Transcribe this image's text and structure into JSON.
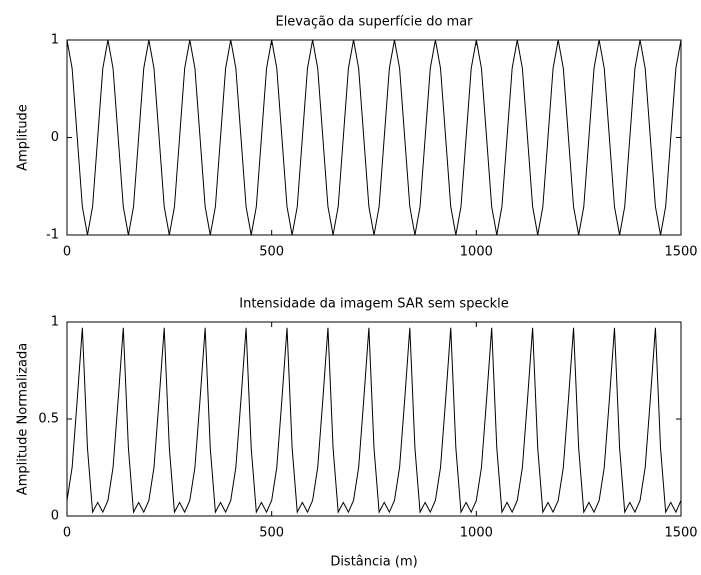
{
  "chart_data": [
    {
      "type": "line",
      "title": "Elevação da superfície do mar",
      "ylabel": "Amplitude",
      "color": "#000000",
      "x": [
        0,
        12.5,
        25,
        37.5,
        50,
        62.5,
        75,
        87.5,
        100,
        112.5,
        125,
        137.5,
        150,
        162.5,
        175,
        187.5,
        200,
        212.5,
        225,
        237.5,
        250,
        262.5,
        275,
        287.5,
        300,
        312.5,
        325,
        337.5,
        350,
        362.5,
        375,
        387.5,
        400,
        412.5,
        425,
        437.5,
        450,
        462.5,
        475,
        487.5,
        500,
        512.5,
        525,
        537.5,
        550,
        562.5,
        575,
        587.5,
        600,
        612.5,
        625,
        637.5,
        650,
        662.5,
        675,
        687.5,
        700,
        712.5,
        725,
        737.5,
        750,
        762.5,
        775,
        787.5,
        800,
        812.5,
        825,
        837.5,
        850,
        862.5,
        875,
        887.5,
        900,
        912.5,
        925,
        937.5,
        950,
        962.5,
        975,
        987.5,
        1000,
        1012.5,
        1025,
        1037.5,
        1050,
        1062.5,
        1075,
        1087.5,
        1100,
        1112.5,
        1125,
        1137.5,
        1150,
        1162.5,
        1175,
        1187.5,
        1200,
        1212.5,
        1225,
        1237.5,
        1250,
        1262.5,
        1275,
        1287.5,
        1300,
        1312.5,
        1325,
        1337.5,
        1350,
        1362.5,
        1375,
        1387.5,
        1400,
        1412.5,
        1425,
        1437.5,
        1450,
        1462.5,
        1475,
        1487.5,
        1500
      ],
      "values": [
        1,
        0.71,
        0,
        -0.71,
        -1,
        -0.71,
        0,
        0.71,
        1,
        0.71,
        0,
        -0.71,
        -1,
        -0.71,
        0,
        0.71,
        1,
        0.71,
        0,
        -0.71,
        -1,
        -0.71,
        0,
        0.71,
        1,
        0.71,
        0,
        -0.71,
        -1,
        -0.71,
        0,
        0.71,
        1,
        0.71,
        0,
        -0.71,
        -1,
        -0.71,
        0,
        0.71,
        1,
        0.71,
        0,
        -0.71,
        -1,
        -0.71,
        0,
        0.71,
        1,
        0.71,
        0,
        -0.71,
        -1,
        -0.71,
        0,
        0.71,
        1,
        0.71,
        0,
        -0.71,
        -1,
        -0.71,
        0,
        0.71,
        1,
        0.71,
        0,
        -0.71,
        -1,
        -0.71,
        0,
        0.71,
        1,
        0.71,
        0,
        -0.71,
        -1,
        -0.71,
        0,
        0.71,
        1,
        0.71,
        0,
        -0.71,
        -1,
        -0.71,
        0,
        0.71,
        1,
        0.71,
        0,
        -0.71,
        -1,
        -0.71,
        0,
        0.71,
        1,
        0.71,
        0,
        -0.71,
        -1,
        -0.71,
        0,
        0.71,
        1,
        0.71,
        0,
        -0.71,
        -1,
        -0.71,
        0,
        0.71,
        1,
        0.71,
        0,
        -0.71,
        -1,
        -0.71,
        0,
        0.71,
        1
      ],
      "xlim": [
        0,
        1500
      ],
      "xticks": [
        0,
        500,
        1000,
        1500
      ],
      "ylim": [
        -1,
        1
      ],
      "yticks": [
        -1,
        0,
        1
      ]
    },
    {
      "type": "line",
      "title": "Intensidade da imagem SAR sem speckle",
      "ylabel": "Amplitude Normalizada",
      "xlabel": "Distância (m)",
      "color": "#000000",
      "x": [
        0,
        12.5,
        25,
        37.5,
        50,
        62.5,
        75,
        87.5,
        100,
        112.5,
        125,
        137.5,
        150,
        162.5,
        175,
        187.5,
        200,
        212.5,
        225,
        237.5,
        250,
        262.5,
        275,
        287.5,
        300,
        312.5,
        325,
        337.5,
        350,
        362.5,
        375,
        387.5,
        400,
        412.5,
        425,
        437.5,
        450,
        462.5,
        475,
        487.5,
        500,
        512.5,
        525,
        537.5,
        550,
        562.5,
        575,
        587.5,
        600,
        612.5,
        625,
        637.5,
        650,
        662.5,
        675,
        687.5,
        700,
        712.5,
        725,
        737.5,
        750,
        762.5,
        775,
        787.5,
        800,
        812.5,
        825,
        837.5,
        850,
        862.5,
        875,
        887.5,
        900,
        912.5,
        925,
        937.5,
        950,
        962.5,
        975,
        987.5,
        1000,
        1012.5,
        1025,
        1037.5,
        1050,
        1062.5,
        1075,
        1087.5,
        1100,
        1112.5,
        1125,
        1137.5,
        1150,
        1162.5,
        1175,
        1187.5,
        1200,
        1212.5,
        1225,
        1237.5,
        1250,
        1262.5,
        1275,
        1287.5,
        1300,
        1312.5,
        1325,
        1337.5,
        1350,
        1362.5,
        1375,
        1387.5,
        1400,
        1412.5,
        1425,
        1437.5,
        1450,
        1462.5,
        1475,
        1487.5,
        1500
      ],
      "values": [
        0.08,
        0.25,
        0.6,
        0.97,
        0.35,
        0.02,
        0.07,
        0.02,
        0.08,
        0.25,
        0.6,
        0.97,
        0.35,
        0.02,
        0.07,
        0.02,
        0.08,
        0.25,
        0.6,
        0.97,
        0.35,
        0.02,
        0.07,
        0.02,
        0.08,
        0.25,
        0.6,
        0.97,
        0.35,
        0.02,
        0.07,
        0.02,
        0.08,
        0.25,
        0.6,
        0.97,
        0.35,
        0.02,
        0.07,
        0.02,
        0.08,
        0.25,
        0.6,
        0.97,
        0.35,
        0.02,
        0.07,
        0.02,
        0.08,
        0.25,
        0.6,
        0.97,
        0.35,
        0.02,
        0.07,
        0.02,
        0.08,
        0.25,
        0.6,
        0.97,
        0.35,
        0.02,
        0.07,
        0.02,
        0.08,
        0.25,
        0.6,
        0.97,
        0.35,
        0.02,
        0.07,
        0.02,
        0.08,
        0.25,
        0.6,
        0.97,
        0.35,
        0.02,
        0.07,
        0.02,
        0.08,
        0.25,
        0.6,
        0.97,
        0.35,
        0.02,
        0.07,
        0.02,
        0.08,
        0.25,
        0.6,
        0.97,
        0.35,
        0.02,
        0.07,
        0.02,
        0.08,
        0.25,
        0.6,
        0.97,
        0.35,
        0.02,
        0.07,
        0.02,
        0.08,
        0.25,
        0.6,
        0.97,
        0.35,
        0.02,
        0.07,
        0.02,
        0.08,
        0.25,
        0.6,
        0.97,
        0.35,
        0.02,
        0.07,
        0.02,
        0.08
      ],
      "xlim": [
        0,
        1500
      ],
      "xticks": [
        0,
        500,
        1000,
        1500
      ],
      "ylim": [
        0,
        1
      ],
      "yticks": [
        0,
        0.5,
        1
      ]
    }
  ]
}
++++++++
Copy out each record shown above without alteration, skipping any picture.

§ **TASK ANSWER**
Transcribe this image's text and structure into JSON.
{
  "chart_data": [
    {
      "type": "line",
      "title": "Elevação da superfície do mar",
      "ylabel": "Amplitude",
      "color": "#000000",
      "x": [
        0,
        12.5,
        25,
        37.5,
        50,
        62.5,
        75,
        87.5,
        100,
        112.5,
        125,
        137.5,
        150,
        162.5,
        175,
        187.5,
        200,
        212.5,
        225,
        237.5,
        250,
        262.5,
        275,
        287.5,
        300,
        312.5,
        325,
        337.5,
        350,
        362.5,
        375,
        387.5,
        400,
        412.5,
        425,
        437.5,
        450,
        462.5,
        475,
        487.5,
        500,
        512.5,
        525,
        537.5,
        550,
        562.5,
        575,
        587.5,
        600,
        612.5,
        625,
        637.5,
        650,
        662.5,
        675,
        687.5,
        700,
        712.5,
        725,
        737.5,
        750,
        762.5,
        775,
        787.5,
        800,
        812.5,
        825,
        837.5,
        850,
        862.5,
        875,
        887.5,
        900,
        912.5,
        925,
        937.5,
        950,
        962.5,
        975,
        987.5,
        1000,
        1012.5,
        1025,
        1037.5,
        1050,
        1062.5,
        1075,
        1087.5,
        1100,
        1112.5,
        1125,
        1137.5,
        1150,
        1162.5,
        1175,
        1187.5,
        1200,
        1212.5,
        1225,
        1237.5,
        1250,
        1262.5,
        1275,
        1287.5,
        1300,
        1312.5,
        1325,
        1337.5,
        1350,
        1362.5,
        1375,
        1387.5,
        1400,
        1412.5,
        1425,
        1437.5,
        1450,
        1462.5,
        1475,
        1487.5,
        1500
      ],
      "values": [
        1,
        0.71,
        0,
        -0.71,
        -1,
        -0.71,
        0,
        0.71,
        1,
        0.71,
        0,
        -0.71,
        -1,
        -0.71,
        0,
        0.71,
        1,
        0.71,
        0,
        -0.71,
        -1,
        -0.71,
        0,
        0.71,
        1,
        0.71,
        0,
        -0.71,
        -1,
        -0.71,
        0,
        0.71,
        1,
        0.71,
        0,
        -0.71,
        -1,
        -0.71,
        0,
        0.71,
        1,
        0.71,
        0,
        -0.71,
        -1,
        -0.71,
        0,
        0.71,
        1,
        0.71,
        0,
        -0.71,
        -1,
        -0.71,
        0,
        0.71,
        1,
        0.71,
        0,
        -0.71,
        -1,
        -0.71,
        0,
        0.71,
        1,
        0.71,
        0,
        -0.71,
        -1,
        -0.71,
        0,
        0.71,
        1,
        0.71,
        0,
        -0.71,
        -1,
        -0.71,
        0,
        0.71,
        1,
        0.71,
        0,
        -0.71,
        -1,
        -0.71,
        0,
        0.71,
        1,
        0.71,
        0,
        -0.71,
        -1,
        -0.71,
        0,
        0.71,
        1,
        0.71,
        0,
        -0.71,
        -1,
        -0.71,
        0,
        0.71,
        1,
        0.71,
        0,
        -0.71,
        -1,
        -0.71,
        0,
        0.71,
        1,
        0.71,
        0,
        -0.71,
        -1,
        -0.71,
        0,
        0.71,
        1
      ],
      "xlim": [
        0,
        1500
      ],
      "xticks": [
        0,
        500,
        1000,
        1500
      ],
      "ylim": [
        -1,
        1
      ],
      "yticks": [
        -1,
        0,
        1
      ]
    },
    {
      "type": "line",
      "title": "Intensidade da imagem SAR sem speckle",
      "ylabel": "Amplitude Normalizada",
      "xlabel": "Distância (m)",
      "color": "#000000",
      "x": [
        0,
        12.5,
        25,
        37.5,
        50,
        62.5,
        75,
        87.5,
        100,
        112.5,
        125,
        137.5,
        150,
        162.5,
        175,
        187.5,
        200,
        212.5,
        225,
        237.5,
        250,
        262.5,
        275,
        287.5,
        300,
        312.5,
        325,
        337.5,
        350,
        362.5,
        375,
        387.5,
        400,
        412.5,
        425,
        437.5,
        450,
        462.5,
        475,
        487.5,
        500,
        512.5,
        525,
        537.5,
        550,
        562.5,
        575,
        587.5,
        600,
        612.5,
        625,
        637.5,
        650,
        662.5,
        675,
        687.5,
        700,
        712.5,
        725,
        737.5,
        750,
        762.5,
        775,
        787.5,
        800,
        812.5,
        825,
        837.5,
        850,
        862.5,
        875,
        887.5,
        900,
        912.5,
        925,
        937.5,
        950,
        962.5,
        975,
        987.5,
        1000,
        1012.5,
        1025,
        1037.5,
        1050,
        1062.5,
        1075,
        1087.5,
        1100,
        1112.5,
        1125,
        1137.5,
        1150,
        1162.5,
        1175,
        1187.5,
        1200,
        1212.5,
        1225,
        1237.5,
        1250,
        1262.5,
        1275,
        1287.5,
        1300,
        1312.5,
        1325,
        1337.5,
        1350,
        1362.5,
        1375,
        1387.5,
        1400,
        1412.5,
        1425,
        1437.5,
        1450,
        1462.5,
        1475,
        1487.5,
        1500
      ],
      "values": [
        0.08,
        0.25,
        0.6,
        0.97,
        0.35,
        0.02,
        0.07,
        0.02,
        0.08,
        0.25,
        0.6,
        0.97,
        0.35,
        0.02,
        0.07,
        0.02,
        0.08,
        0.25,
        0.6,
        0.97,
        0.35,
        0.02,
        0.07,
        0.02,
        0.08,
        0.25,
        0.6,
        0.97,
        0.35,
        0.02,
        0.07,
        0.02,
        0.08,
        0.25,
        0.6,
        0.97,
        0.35,
        0.02,
        0.07,
        0.02,
        0.08,
        0.25,
        0.6,
        0.97,
        0.35,
        0.02,
        0.07,
        0.02,
        0.08,
        0.25,
        0.6,
        0.97,
        0.35,
        0.02,
        0.07,
        0.02,
        0.08,
        0.25,
        0.6,
        0.97,
        0.35,
        0.02,
        0.07,
        0.02,
        0.08,
        0.25,
        0.6,
        0.97,
        0.35,
        0.02,
        0.07,
        0.02,
        0.08,
        0.25,
        0.6,
        0.97,
        0.35,
        0.02,
        0.07,
        0.02,
        0.08,
        0.25,
        0.6,
        0.97,
        0.35,
        0.02,
        0.07,
        0.02,
        0.08,
        0.25,
        0.6,
        0.97,
        0.35,
        0.02,
        0.07,
        0.02,
        0.08,
        0.25,
        0.6,
        0.97,
        0.35,
        0.02,
        0.07,
        0.02,
        0.08,
        0.25,
        0.6,
        0.97,
        0.35,
        0.02,
        0.07,
        0.02,
        0.08,
        0.25,
        0.6,
        0.97,
        0.35,
        0.02,
        0.07,
        0.02,
        0.08
      ],
      "xlim": [
        0,
        1500
      ],
      "xticks": [
        0,
        500,
        1000,
        1500
      ],
      "ylim": [
        0,
        1
      ],
      "yticks": [
        0,
        0.5,
        1
      ]
    }
  ]
}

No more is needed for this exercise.